#### [REQUIRED TASKS]
1. From the post below about setting up a planted jar, list every ingredient shown on the back of the potting soil bag.
2. In the post below about setting up a planted jar, what nitrate reading did the writer record on day 2?

I used "GardenScape All-Purpose Potting Soil" I found at my local flower shop, ingredients listed on the back were: Organic Compost, Peat Humus, Sand, Composted and Aged Softwood Bark Fines, and Perlite. I added water, skimmed off the perlite, put about an inch down in a gallon glass jar I had. Then I planted Sagittaria subulata, Hydrocotyle leucocephala, Anubias barteri, and a Cryptocorene I picked up at my local pet store, added an inch of play sand, then added conditioned water and 4-5 Malaysian Trumpet Snails. I'm in Brooklyn, and my water is quite soft, I got a KH and GH of 2, so I'm planning on following Diana Walstad's "Increasing Water Hardness Recipe" once I get materials in a couple of days. 1 day later, my readings (best I can tell with my test strips) are a pH of 7, 0 ppm Ammonia, 0 ppm Nitrite, 5 ppm Nitrate, and a water temp of 76F during the day, day 2: pH of 6.6, 0 ppm Ammonia, 5 ppm Nitrite, 40 ppm Nitrate. Wondering if the nitrites that showed up on day 2 are from incomplete nitrification, or coming from manure that's part of the organic compost. Should I wait it out to see if it comes down or change out the water?

#### [EXCERPTED RECORDS]
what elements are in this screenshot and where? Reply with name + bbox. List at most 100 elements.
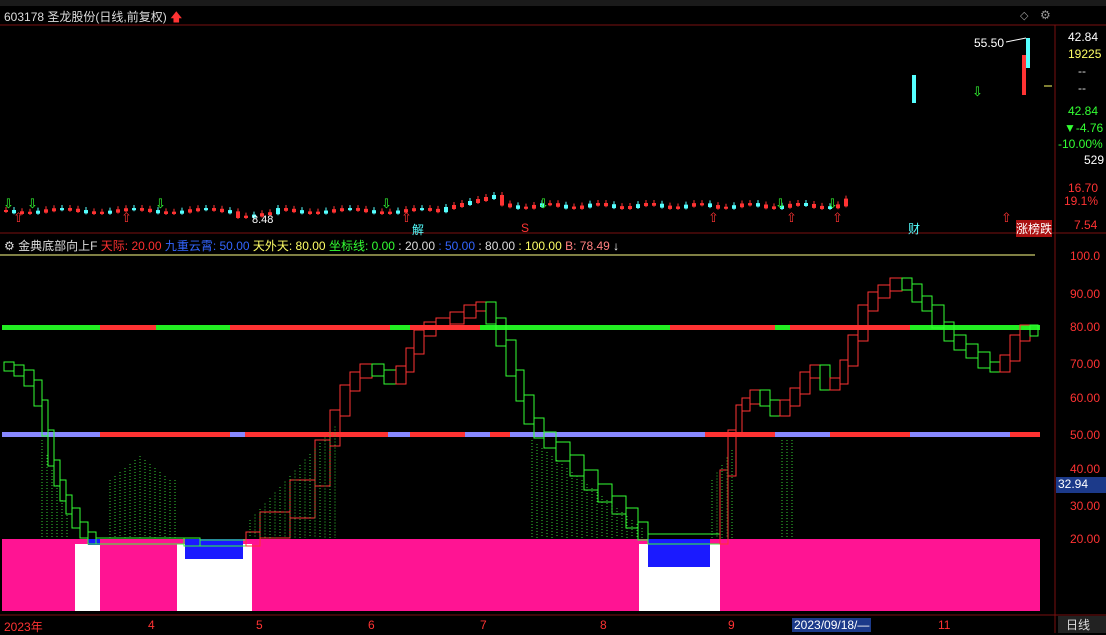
candle [380, 211, 384, 214]
candle [444, 207, 448, 213]
level-80-bar [705, 325, 775, 330]
level-80-bar [480, 325, 500, 330]
candle [564, 204, 568, 209]
candle [460, 203, 464, 207]
y-tick-label: 50.00 [1070, 428, 1101, 442]
marker-cai[interactable]: 财 [908, 220, 920, 237]
price-max-label: 55.50 [974, 36, 1005, 50]
y-tick-label: 70.00 [1070, 357, 1101, 371]
candle [396, 210, 400, 214]
indicator-step [839, 359, 849, 385]
indicator-param: : 50.00 [438, 239, 479, 253]
up-arrow-icon: ⇧ [401, 210, 412, 225]
candle [912, 75, 916, 103]
indicator-step [597, 483, 613, 503]
level-50-bar [910, 432, 1010, 437]
candle [468, 201, 472, 205]
candle [84, 210, 88, 214]
x-tick-label: 2023/09/18/— [792, 618, 872, 632]
candle [500, 195, 504, 206]
candle [132, 208, 136, 211]
candle [244, 215, 248, 218]
indicator-step [359, 363, 373, 379]
indicator-step [953, 334, 967, 351]
y-tick-label: 60.00 [1070, 391, 1101, 405]
indicator-step [977, 351, 991, 369]
candle [764, 204, 768, 209]
candle [844, 198, 848, 207]
indicator-step [13, 364, 25, 377]
level-80-bar [2, 325, 100, 330]
candle [604, 203, 608, 207]
candle [644, 203, 648, 207]
candle [596, 203, 600, 206]
candle [684, 204, 688, 209]
candle [44, 209, 48, 213]
indicator-settings-icon[interactable]: ⚙ [4, 239, 15, 253]
indicator-param: 天外天: 80.00 [252, 239, 329, 253]
marker-s[interactable]: S [521, 221, 529, 235]
marker-jie[interactable]: 解 [412, 221, 424, 238]
candle [556, 203, 560, 207]
x-tick-label: 4 [148, 618, 155, 632]
indicator-step [999, 354, 1011, 373]
candle [1026, 38, 1030, 68]
candle [340, 208, 344, 212]
indicator-param: B: 78.49 [565, 239, 614, 253]
indicator-step [931, 304, 945, 329]
indicator-header: ⚙ 金典底部向上F 天际: 20.00 九重云霄: 50.00 天外天: 80.… [4, 237, 619, 254]
candle [716, 205, 720, 209]
candle [636, 204, 640, 209]
bottom-band [2, 539, 1040, 611]
indicator-step [819, 364, 831, 391]
value-price: 42.84 [1068, 104, 1099, 118]
down-arrow-icon: ↓ [613, 239, 620, 253]
x-tick-label: 2023年 [4, 620, 43, 634]
x-tick-label: 5 [256, 618, 263, 632]
candle [116, 209, 120, 213]
indicator-step [53, 459, 61, 487]
level-50-bar [670, 432, 705, 437]
candle [652, 203, 656, 206]
value-dash2: -- [1078, 81, 1086, 95]
level-80-bar [790, 325, 830, 330]
indicator-step [857, 304, 869, 342]
candle [476, 199, 480, 203]
candle [724, 206, 728, 209]
down-arrow-icon: ⇩ [972, 84, 983, 99]
candle [612, 204, 616, 209]
indicator-step [867, 291, 879, 312]
candle [628, 206, 632, 209]
period-button[interactable]: 日线 [1058, 616, 1106, 633]
level-50-bar [410, 432, 465, 437]
x-tick-label: 6 [368, 618, 375, 632]
up-arrow-icon: ⇧ [832, 210, 843, 225]
candle [492, 195, 496, 199]
indicator-step [809, 364, 821, 379]
candle [188, 209, 192, 213]
marker-zhangtie[interactable]: 涨榜跌 [1016, 220, 1053, 237]
indicator-step [41, 399, 49, 437]
indicator-step [741, 397, 751, 412]
indicator-step [79, 521, 89, 539]
indicator-step [637, 521, 649, 541]
indicator-step [3, 361, 15, 372]
candle [588, 203, 592, 208]
indicator-step [749, 389, 761, 405]
indicator-step [735, 404, 743, 437]
value-volume: 19225 [1068, 47, 1102, 61]
candle [756, 203, 760, 207]
candle [180, 210, 184, 214]
candle [228, 210, 232, 214]
candle [348, 208, 352, 211]
candle [148, 208, 152, 213]
axis-high: 16.70 [1068, 181, 1099, 195]
candle [308, 211, 312, 214]
candle [52, 208, 56, 212]
candle [236, 211, 240, 218]
indicator-param: 天际: 20.00 [100, 239, 165, 253]
candle [532, 204, 536, 209]
candle [524, 206, 528, 209]
indicator-step [495, 317, 507, 347]
indicator-step [943, 321, 955, 342]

#### [RESULTS FOR THE EXERCISE]
1. Organic Compost, Peat Humus, Sand, Composted and Aged Softwood Bark Fines, Perlite

2. 40 ppm